*** Task data

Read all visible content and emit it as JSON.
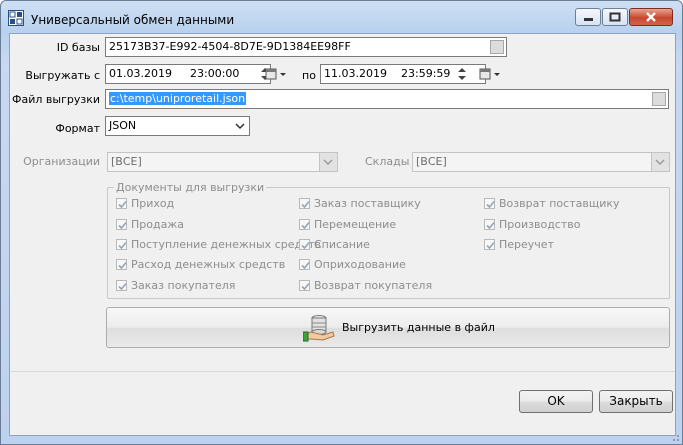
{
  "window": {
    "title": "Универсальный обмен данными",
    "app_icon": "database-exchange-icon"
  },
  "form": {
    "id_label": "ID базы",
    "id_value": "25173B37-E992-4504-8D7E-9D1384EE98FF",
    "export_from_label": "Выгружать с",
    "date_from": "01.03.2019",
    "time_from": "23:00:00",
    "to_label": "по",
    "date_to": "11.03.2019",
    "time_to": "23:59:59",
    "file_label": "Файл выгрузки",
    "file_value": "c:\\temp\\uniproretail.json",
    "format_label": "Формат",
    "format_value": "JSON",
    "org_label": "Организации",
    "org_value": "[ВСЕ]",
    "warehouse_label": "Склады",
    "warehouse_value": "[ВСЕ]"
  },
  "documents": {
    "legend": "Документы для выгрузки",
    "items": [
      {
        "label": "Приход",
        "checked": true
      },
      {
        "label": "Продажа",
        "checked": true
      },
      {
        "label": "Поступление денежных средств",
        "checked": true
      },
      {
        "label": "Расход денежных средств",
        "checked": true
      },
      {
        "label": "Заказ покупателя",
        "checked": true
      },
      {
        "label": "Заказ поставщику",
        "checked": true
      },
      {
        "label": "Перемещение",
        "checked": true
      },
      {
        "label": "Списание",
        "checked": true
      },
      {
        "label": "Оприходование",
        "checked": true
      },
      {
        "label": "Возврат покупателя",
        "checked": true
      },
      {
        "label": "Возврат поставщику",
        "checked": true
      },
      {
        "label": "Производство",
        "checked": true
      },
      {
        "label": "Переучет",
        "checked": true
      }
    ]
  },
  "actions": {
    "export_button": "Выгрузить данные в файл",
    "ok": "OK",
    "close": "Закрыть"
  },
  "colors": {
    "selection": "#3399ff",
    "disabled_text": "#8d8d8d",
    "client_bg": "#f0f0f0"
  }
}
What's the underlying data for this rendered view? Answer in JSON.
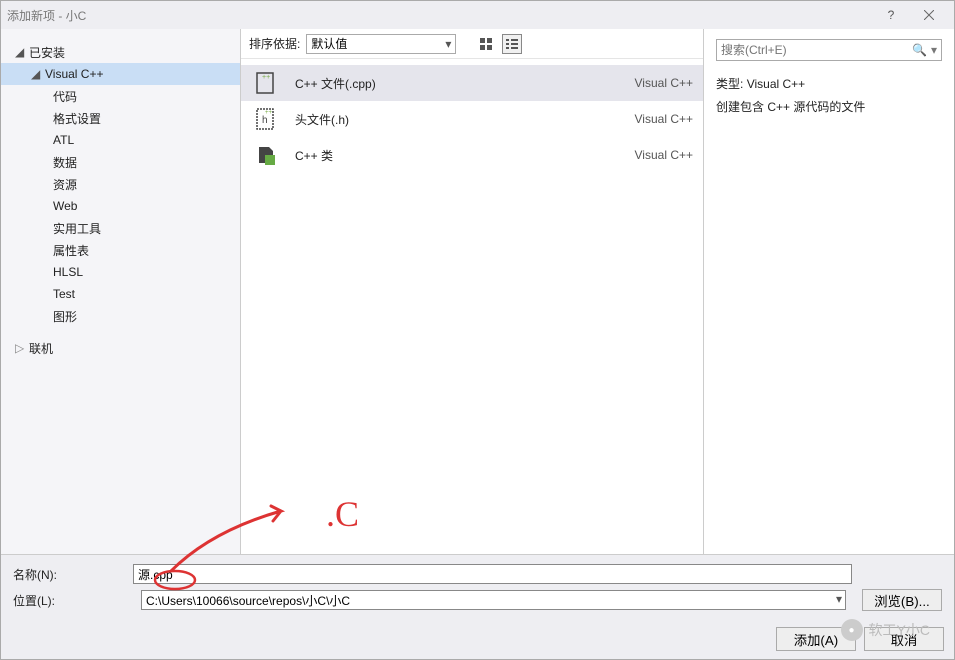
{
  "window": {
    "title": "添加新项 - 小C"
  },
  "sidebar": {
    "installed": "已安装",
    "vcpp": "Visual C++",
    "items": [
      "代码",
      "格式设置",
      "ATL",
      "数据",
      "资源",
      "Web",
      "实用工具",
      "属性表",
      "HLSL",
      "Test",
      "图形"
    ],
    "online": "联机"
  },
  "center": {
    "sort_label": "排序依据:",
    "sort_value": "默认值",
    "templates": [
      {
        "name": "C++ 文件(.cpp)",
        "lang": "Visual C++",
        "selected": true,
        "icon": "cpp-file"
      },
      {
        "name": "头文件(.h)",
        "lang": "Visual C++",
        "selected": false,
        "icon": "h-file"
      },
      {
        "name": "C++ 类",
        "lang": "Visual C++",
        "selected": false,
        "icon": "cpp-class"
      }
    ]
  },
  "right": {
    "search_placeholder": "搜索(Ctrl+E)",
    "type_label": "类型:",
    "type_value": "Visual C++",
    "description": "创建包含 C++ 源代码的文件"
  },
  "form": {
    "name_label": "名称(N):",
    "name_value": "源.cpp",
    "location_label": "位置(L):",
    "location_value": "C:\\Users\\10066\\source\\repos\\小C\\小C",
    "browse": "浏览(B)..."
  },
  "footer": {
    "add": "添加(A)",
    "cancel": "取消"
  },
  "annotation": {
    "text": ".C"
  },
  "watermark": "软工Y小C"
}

******

The pictures stay out; repeat exactly the lines from the one with "What's the underlying" to the end of the entries above, and nothing else.

What's the underlying data for this rendered view? Answer in JSON.
{
  "window": {
    "title": "添加新项 - 小C"
  },
  "sidebar": {
    "installed": "已安装",
    "vcpp": "Visual C++",
    "items": [
      "代码",
      "格式设置",
      "ATL",
      "数据",
      "资源",
      "Web",
      "实用工具",
      "属性表",
      "HLSL",
      "Test",
      "图形"
    ],
    "online": "联机"
  },
  "center": {
    "sort_label": "排序依据:",
    "sort_value": "默认值",
    "templates": [
      {
        "name": "C++ 文件(.cpp)",
        "lang": "Visual C++",
        "selected": true,
        "icon": "cpp-file"
      },
      {
        "name": "头文件(.h)",
        "lang": "Visual C++",
        "selected": false,
        "icon": "h-file"
      },
      {
        "name": "C++ 类",
        "lang": "Visual C++",
        "selected": false,
        "icon": "cpp-class"
      }
    ]
  },
  "right": {
    "search_placeholder": "搜索(Ctrl+E)",
    "type_label": "类型:",
    "type_value": "Visual C++",
    "description": "创建包含 C++ 源代码的文件"
  },
  "form": {
    "name_label": "名称(N):",
    "name_value": "源.cpp",
    "location_label": "位置(L):",
    "location_value": "C:\\Users\\10066\\source\\repos\\小C\\小C",
    "browse": "浏览(B)..."
  },
  "footer": {
    "add": "添加(A)",
    "cancel": "取消"
  },
  "annotation": {
    "text": ".C"
  },
  "watermark": "软工Y小C"
}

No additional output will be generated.